_Record set_.
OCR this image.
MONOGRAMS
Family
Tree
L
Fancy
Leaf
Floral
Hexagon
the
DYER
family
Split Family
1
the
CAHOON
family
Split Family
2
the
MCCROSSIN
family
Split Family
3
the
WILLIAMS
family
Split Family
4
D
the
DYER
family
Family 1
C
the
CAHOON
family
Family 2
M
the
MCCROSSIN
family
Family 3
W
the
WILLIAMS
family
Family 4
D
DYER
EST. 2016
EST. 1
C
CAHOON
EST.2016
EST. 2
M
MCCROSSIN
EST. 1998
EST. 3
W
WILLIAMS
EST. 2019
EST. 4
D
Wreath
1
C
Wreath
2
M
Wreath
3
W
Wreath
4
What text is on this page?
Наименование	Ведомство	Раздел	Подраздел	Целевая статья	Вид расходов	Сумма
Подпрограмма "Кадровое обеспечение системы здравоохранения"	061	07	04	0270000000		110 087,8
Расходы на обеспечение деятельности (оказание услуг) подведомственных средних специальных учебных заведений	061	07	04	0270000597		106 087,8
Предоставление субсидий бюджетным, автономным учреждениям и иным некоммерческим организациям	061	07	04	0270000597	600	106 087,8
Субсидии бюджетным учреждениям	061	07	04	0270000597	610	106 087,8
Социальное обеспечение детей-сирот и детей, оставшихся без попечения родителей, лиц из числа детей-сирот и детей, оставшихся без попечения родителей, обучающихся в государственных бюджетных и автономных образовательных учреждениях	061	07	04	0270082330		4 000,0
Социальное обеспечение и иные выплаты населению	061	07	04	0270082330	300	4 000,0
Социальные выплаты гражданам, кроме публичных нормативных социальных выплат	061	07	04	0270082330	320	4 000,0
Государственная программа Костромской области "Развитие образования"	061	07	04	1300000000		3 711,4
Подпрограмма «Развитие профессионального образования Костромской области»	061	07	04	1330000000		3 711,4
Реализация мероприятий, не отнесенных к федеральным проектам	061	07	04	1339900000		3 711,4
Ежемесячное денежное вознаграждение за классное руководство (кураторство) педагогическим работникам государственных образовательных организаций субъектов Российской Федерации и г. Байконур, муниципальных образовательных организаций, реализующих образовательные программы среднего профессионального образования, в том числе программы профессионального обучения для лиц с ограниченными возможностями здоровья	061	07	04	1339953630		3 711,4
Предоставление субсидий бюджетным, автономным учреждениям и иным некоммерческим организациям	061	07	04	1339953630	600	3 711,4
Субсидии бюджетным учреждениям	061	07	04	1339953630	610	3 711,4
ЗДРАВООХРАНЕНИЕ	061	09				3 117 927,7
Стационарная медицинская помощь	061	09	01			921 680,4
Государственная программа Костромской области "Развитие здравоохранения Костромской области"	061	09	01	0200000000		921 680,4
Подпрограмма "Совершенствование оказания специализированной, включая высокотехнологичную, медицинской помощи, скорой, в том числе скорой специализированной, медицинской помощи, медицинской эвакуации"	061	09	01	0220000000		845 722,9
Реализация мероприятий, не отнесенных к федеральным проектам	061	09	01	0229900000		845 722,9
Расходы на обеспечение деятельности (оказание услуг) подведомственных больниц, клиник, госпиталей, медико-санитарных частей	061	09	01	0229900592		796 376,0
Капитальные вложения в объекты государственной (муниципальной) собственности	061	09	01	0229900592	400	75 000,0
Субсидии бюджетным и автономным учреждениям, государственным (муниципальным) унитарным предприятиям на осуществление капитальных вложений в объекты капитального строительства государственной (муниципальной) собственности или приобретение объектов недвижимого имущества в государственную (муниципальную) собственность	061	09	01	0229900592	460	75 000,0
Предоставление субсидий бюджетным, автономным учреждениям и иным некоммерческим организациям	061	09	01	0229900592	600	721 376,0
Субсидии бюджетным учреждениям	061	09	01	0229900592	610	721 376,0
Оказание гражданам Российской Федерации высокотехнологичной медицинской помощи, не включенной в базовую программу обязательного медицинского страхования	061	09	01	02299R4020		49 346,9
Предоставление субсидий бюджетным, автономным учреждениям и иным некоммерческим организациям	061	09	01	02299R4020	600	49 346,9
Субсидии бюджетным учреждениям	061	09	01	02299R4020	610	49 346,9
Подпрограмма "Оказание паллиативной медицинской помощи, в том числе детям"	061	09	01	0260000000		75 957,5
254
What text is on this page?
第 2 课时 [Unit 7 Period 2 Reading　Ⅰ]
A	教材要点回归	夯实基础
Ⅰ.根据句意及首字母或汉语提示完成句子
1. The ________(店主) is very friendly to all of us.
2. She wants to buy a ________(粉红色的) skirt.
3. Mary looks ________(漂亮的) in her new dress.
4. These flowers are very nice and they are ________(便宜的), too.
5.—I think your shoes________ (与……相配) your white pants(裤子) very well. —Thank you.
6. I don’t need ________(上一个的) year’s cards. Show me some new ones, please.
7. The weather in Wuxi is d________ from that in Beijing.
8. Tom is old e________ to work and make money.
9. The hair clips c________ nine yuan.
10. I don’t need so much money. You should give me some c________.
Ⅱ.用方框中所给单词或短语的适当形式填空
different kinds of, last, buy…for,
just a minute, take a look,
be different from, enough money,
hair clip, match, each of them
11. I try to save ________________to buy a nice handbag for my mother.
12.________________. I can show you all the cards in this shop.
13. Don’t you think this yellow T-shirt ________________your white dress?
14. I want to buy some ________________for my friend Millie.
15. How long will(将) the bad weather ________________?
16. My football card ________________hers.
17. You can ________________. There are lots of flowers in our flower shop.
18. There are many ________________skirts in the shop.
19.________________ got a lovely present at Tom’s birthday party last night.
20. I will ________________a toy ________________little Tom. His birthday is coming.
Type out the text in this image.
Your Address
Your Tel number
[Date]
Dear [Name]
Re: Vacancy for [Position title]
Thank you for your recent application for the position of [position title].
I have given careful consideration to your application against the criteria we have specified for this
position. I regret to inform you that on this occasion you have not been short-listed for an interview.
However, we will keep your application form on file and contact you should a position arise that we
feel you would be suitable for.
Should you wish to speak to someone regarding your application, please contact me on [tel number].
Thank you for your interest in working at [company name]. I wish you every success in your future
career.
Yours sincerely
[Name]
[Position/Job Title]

_Goal of the exercise_. Copy every line in the records above that contains the word "wish".

_Exercise output_.
Should you wish to speak to someone regarding your application, please contact me on [tel number].
Thank you for your interest in working at [company name]. I wish you every success in your future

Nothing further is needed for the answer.